(Excerpted data):
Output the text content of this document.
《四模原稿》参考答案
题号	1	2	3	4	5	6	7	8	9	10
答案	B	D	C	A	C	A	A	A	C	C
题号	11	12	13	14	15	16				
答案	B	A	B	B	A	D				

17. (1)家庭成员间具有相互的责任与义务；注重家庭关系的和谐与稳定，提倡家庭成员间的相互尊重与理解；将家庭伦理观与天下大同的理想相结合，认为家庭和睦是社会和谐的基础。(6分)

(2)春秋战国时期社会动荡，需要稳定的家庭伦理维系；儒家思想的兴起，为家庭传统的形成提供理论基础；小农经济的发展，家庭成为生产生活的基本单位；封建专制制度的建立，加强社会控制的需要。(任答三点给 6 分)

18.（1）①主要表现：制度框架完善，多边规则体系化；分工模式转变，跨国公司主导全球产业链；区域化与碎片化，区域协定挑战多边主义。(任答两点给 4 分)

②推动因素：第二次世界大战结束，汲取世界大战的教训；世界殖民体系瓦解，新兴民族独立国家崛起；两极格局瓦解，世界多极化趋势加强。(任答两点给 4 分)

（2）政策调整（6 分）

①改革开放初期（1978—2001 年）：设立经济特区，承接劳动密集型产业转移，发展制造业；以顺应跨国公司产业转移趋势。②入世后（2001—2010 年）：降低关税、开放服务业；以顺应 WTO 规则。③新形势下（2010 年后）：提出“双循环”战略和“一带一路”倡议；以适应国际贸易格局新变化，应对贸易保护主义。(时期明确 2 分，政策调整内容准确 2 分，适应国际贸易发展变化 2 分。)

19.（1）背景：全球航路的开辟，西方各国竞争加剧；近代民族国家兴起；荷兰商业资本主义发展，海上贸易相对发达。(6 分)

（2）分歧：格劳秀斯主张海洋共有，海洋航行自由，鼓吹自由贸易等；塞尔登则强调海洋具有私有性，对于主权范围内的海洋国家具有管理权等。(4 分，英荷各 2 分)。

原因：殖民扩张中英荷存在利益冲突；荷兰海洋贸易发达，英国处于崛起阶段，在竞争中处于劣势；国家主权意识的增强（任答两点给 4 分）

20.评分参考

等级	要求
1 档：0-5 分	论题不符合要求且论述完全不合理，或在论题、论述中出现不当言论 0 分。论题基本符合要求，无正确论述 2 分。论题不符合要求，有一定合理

==

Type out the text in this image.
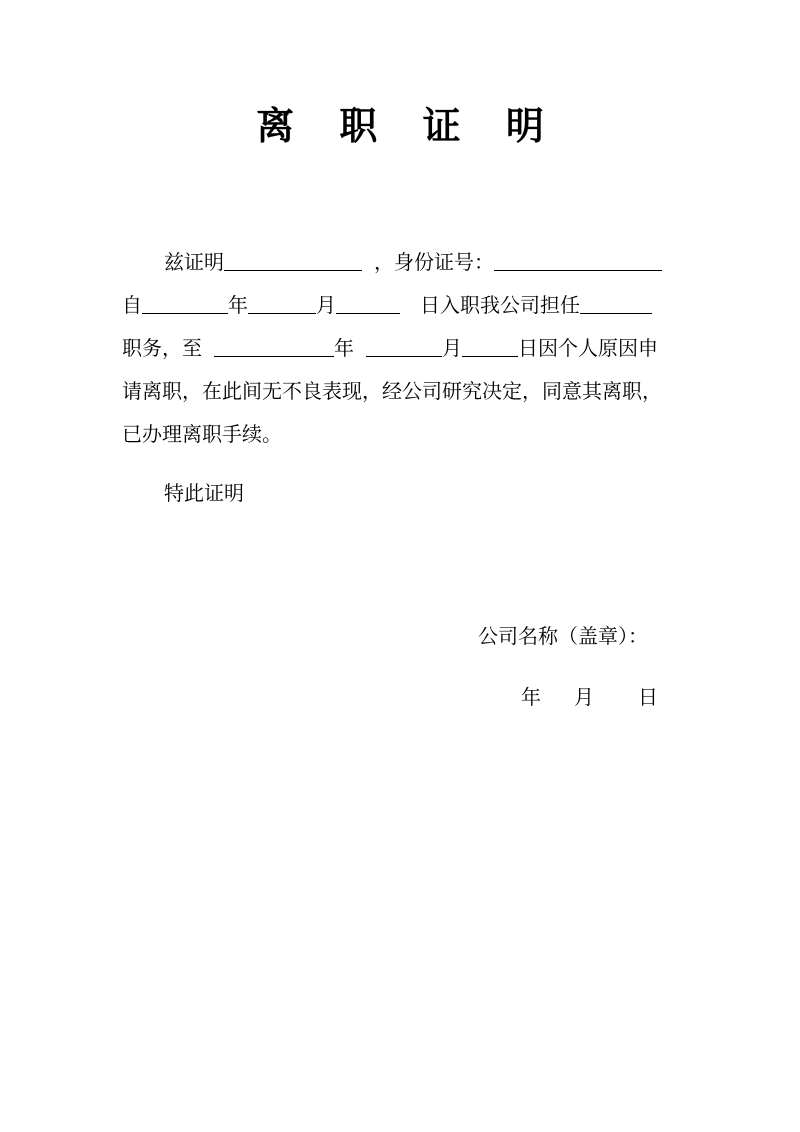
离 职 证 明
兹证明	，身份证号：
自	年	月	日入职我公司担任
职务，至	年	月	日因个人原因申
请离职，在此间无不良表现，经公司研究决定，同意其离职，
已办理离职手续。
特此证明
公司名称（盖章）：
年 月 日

(Exercise objective): Find each line with the string "text" and copy it out.

(Output):
Output the text content of this document.
Type out the text in this image.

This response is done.